-- Supplied data start --
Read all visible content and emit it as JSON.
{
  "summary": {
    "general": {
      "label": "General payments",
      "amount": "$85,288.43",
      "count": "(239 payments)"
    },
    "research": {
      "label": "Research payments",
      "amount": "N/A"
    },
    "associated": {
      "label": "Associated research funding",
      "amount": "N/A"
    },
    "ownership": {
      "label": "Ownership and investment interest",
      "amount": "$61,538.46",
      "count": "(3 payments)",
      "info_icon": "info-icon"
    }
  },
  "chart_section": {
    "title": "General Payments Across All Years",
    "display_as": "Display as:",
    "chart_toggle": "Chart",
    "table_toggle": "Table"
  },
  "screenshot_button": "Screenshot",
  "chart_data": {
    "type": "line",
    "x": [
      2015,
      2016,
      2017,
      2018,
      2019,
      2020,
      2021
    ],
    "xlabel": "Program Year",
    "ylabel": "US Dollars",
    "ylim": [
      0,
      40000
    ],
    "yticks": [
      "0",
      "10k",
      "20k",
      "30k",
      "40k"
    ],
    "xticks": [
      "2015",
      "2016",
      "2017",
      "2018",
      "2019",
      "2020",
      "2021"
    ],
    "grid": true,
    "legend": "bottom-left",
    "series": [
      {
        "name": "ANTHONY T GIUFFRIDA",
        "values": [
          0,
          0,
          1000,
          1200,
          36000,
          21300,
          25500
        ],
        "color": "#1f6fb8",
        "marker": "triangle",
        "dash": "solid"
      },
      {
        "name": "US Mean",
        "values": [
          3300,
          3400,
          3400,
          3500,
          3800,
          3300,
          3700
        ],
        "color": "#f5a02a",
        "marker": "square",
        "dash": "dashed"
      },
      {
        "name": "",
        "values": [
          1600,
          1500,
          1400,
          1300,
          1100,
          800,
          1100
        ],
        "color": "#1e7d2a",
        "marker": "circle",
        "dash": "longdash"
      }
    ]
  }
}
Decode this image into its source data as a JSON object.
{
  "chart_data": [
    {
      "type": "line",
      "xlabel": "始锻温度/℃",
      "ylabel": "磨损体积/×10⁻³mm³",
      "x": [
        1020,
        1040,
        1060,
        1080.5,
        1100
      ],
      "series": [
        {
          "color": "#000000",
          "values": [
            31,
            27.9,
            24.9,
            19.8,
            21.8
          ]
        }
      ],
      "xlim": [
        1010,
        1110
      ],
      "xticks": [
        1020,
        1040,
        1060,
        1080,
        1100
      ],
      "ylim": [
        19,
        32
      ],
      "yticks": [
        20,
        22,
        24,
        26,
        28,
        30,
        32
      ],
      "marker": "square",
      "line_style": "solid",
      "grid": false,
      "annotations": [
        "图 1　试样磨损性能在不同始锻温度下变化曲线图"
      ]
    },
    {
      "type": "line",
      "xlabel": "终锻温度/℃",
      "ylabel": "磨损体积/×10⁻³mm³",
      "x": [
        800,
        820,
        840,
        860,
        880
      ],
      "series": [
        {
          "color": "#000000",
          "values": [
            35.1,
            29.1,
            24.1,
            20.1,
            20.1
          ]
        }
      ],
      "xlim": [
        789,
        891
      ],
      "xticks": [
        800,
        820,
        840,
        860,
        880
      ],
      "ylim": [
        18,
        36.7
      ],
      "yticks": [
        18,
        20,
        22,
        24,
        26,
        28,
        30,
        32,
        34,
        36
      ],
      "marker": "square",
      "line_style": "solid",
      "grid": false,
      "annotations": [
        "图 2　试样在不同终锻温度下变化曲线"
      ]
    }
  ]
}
-- Supplied data end --
Quote all of the entries verbatim.

Reply to the exercise:
Read all visible content and emit it as JSON.
{
  "summary": {
    "general": {
      "label": "General payments",
      "amount": "$85,288.43",
      "count": "(239 payments)"
    },
    "research": {
      "label": "Research payments",
      "amount": "N/A"
    },
    "associated": {
      "label": "Associated research funding",
      "amount": "N/A"
    },
    "ownership": {
      "label": "Ownership and investment interest",
      "amount": "$61,538.46",
      "count": "(3 payments)",
      "info_icon": "info-icon"
    }
  },
  "chart_section": {
    "title": "General Payments Across All Years",
    "display_as": "Display as:",
    "chart_toggle": "Chart",
    "table_toggle": "Table"
  },
  "screenshot_button": "Screenshot",
  "chart_data": {
    "type": "line",
    "x": [
      2015,
      2016,
      2017,
      2018,
      2019,
      2020,
      2021
    ],
    "xlabel": "Program Year",
    "ylabel": "US Dollars",
    "ylim": [
      0,
      40000
    ],
    "yticks": [
      "0",
      "10k",
      "20k",
      "30k",
      "40k"
    ],
    "xticks": [
      "2015",
      "2016",
      "2017",
      "2018",
      "2019",
      "2020",
      "2021"
    ],
    "grid": true,
    "legend": "bottom-left",
    "series": [
      {
        "name": "ANTHONY T GIUFFRIDA",
        "values": [
          0,
          0,
          1000,
          1200,
          36000,
          21300,
          25500
        ],
        "color": "#1f6fb8",
        "marker": "triangle",
        "dash": "solid"
      },
      {
        "name": "US Mean",
        "values": [
          3300,
          3400,
          3400,
          3500,
          3800,
          3300,
          3700
        ],
        "color": "#f5a02a",
        "marker": "square",
        "dash": "dashed"
      },
      {
        "name": "",
        "values": [
          1600,
          1500,
          1400,
          1300,
          1100,
          800,
          1100
        ],
        "color": "#1e7d2a",
        "marker": "circle",
        "dash": "longdash"
      }
    ]
  }
}
Decode this image into its source data as a JSON object.
{
  "chart_data": [
    {
      "type": "line",
      "xlabel": "始锻温度/℃",
      "ylabel": "磨损体积/×10⁻³mm³",
      "x": [
        1020,
        1040,
        1060,
        1080.5,
        1100
      ],
      "series": [
        {
          "color": "#000000",
          "values": [
            31,
            27.9,
            24.9,
            19.8,
            21.8
          ]
        }
      ],
      "xlim": [
        1010,
        1110
      ],
      "xticks": [
        1020,
        1040,
        1060,
        1080,
        1100
      ],
      "ylim": [
        19,
        32
      ],
      "yticks": [
        20,
        22,
        24,
        26,
        28,
        30,
        32
      ],
      "marker": "square",
      "line_style": "solid",
      "grid": false,
      "annotations": [
        "图 1　试样磨损性能在不同始锻温度下变化曲线图"
      ]
    },
    {
      "type": "line",
      "xlabel": "终锻温度/℃",
      "ylabel": "磨损体积/×10⁻³mm³",
      "x": [
        800,
        820,
        840,
        860,
        880
      ],
      "series": [
        {
          "color": "#000000",
          "values": [
            35.1,
            29.1,
            24.1,
            20.1,
            20.1
          ]
        }
      ],
      "xlim": [
        789,
        891
      ],
      "xticks": [
        800,
        820,
        840,
        860,
        880
      ],
      "ylim": [
        18,
        36.7
      ],
      "yticks": [
        18,
        20,
        22,
        24,
        26,
        28,
        30,
        32,
        34,
        36
      ],
      "marker": "square",
      "line_style": "solid",
      "grid": false,
      "annotations": [
        "图 2　试样在不同终锻温度下变化曲线"
      ]
    }
  ]
}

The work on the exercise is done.